Provided material:
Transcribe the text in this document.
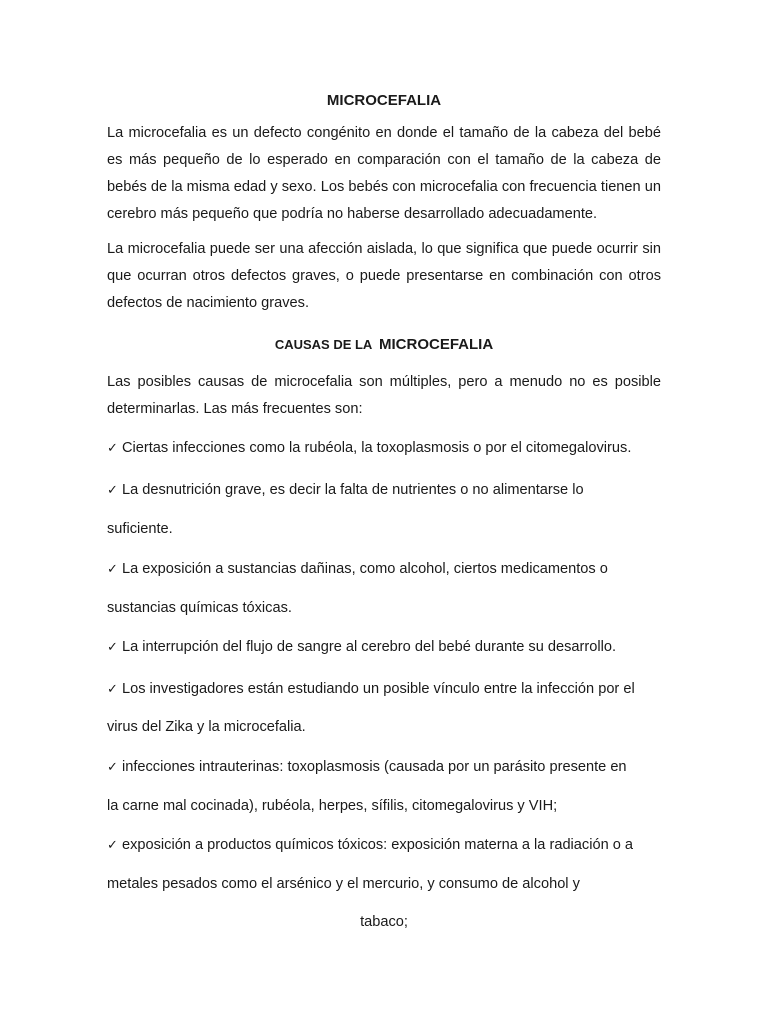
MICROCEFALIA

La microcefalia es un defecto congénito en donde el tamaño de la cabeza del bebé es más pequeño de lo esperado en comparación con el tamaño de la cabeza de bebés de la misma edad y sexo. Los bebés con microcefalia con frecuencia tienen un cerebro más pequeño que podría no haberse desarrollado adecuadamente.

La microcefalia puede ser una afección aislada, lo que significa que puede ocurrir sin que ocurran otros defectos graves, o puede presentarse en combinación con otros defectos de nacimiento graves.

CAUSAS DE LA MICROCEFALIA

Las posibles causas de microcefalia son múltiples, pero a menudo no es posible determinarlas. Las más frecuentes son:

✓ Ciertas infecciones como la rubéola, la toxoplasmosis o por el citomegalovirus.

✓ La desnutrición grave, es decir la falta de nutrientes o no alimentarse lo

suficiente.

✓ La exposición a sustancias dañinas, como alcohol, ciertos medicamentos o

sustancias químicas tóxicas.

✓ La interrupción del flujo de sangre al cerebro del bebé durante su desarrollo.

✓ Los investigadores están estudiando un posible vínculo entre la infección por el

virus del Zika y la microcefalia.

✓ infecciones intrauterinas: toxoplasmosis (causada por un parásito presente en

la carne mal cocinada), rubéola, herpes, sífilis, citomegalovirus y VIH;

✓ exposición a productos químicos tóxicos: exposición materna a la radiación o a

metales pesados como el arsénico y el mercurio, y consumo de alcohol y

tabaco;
* * *
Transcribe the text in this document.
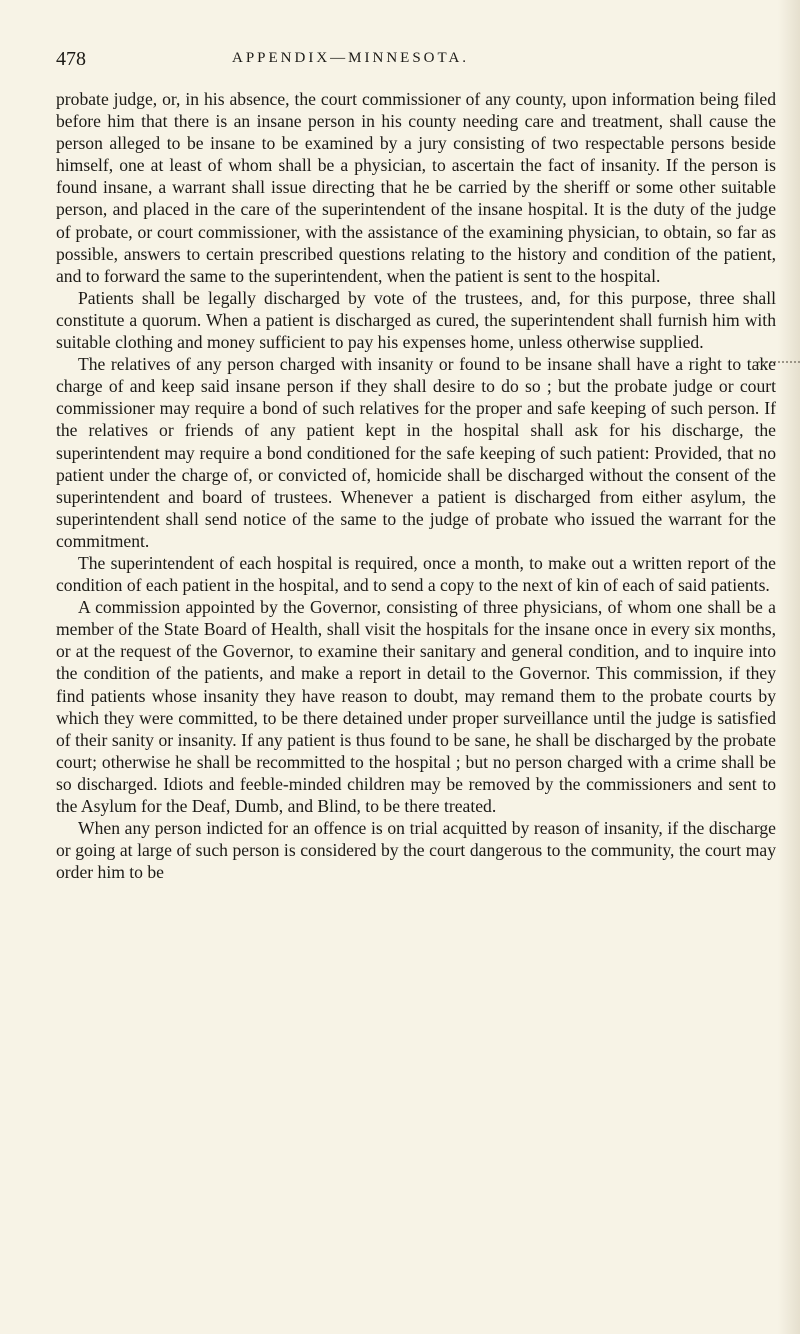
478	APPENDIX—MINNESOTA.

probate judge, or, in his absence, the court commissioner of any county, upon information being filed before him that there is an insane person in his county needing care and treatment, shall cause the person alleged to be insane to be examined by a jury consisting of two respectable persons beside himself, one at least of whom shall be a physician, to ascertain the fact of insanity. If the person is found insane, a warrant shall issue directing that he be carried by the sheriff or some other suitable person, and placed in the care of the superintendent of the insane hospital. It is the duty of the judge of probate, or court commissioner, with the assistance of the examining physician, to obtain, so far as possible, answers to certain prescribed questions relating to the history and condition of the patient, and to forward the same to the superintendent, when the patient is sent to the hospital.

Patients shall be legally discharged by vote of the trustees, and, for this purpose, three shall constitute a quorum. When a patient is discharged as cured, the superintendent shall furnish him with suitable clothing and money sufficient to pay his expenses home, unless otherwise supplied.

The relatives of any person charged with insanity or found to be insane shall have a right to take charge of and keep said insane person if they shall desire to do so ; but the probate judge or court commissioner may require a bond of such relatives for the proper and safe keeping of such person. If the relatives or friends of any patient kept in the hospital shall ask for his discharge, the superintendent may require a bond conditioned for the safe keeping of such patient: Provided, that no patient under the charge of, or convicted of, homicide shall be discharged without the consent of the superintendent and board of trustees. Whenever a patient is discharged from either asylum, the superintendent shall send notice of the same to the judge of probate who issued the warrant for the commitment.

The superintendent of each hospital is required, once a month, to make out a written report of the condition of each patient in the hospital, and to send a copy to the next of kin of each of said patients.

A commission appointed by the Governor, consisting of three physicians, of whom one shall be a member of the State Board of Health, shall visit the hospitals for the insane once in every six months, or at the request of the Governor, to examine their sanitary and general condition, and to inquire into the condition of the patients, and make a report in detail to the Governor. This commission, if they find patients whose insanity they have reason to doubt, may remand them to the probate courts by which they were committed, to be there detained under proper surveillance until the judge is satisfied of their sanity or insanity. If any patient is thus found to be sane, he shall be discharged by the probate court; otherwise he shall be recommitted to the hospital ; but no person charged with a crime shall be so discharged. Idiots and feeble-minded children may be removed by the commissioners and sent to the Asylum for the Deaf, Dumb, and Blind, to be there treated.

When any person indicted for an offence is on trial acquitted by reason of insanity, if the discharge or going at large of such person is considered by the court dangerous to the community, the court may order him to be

Work order:
Find how many lines of the material carry the string "toxoplasmosis". Only the number should be in the answer.

Final answer:
2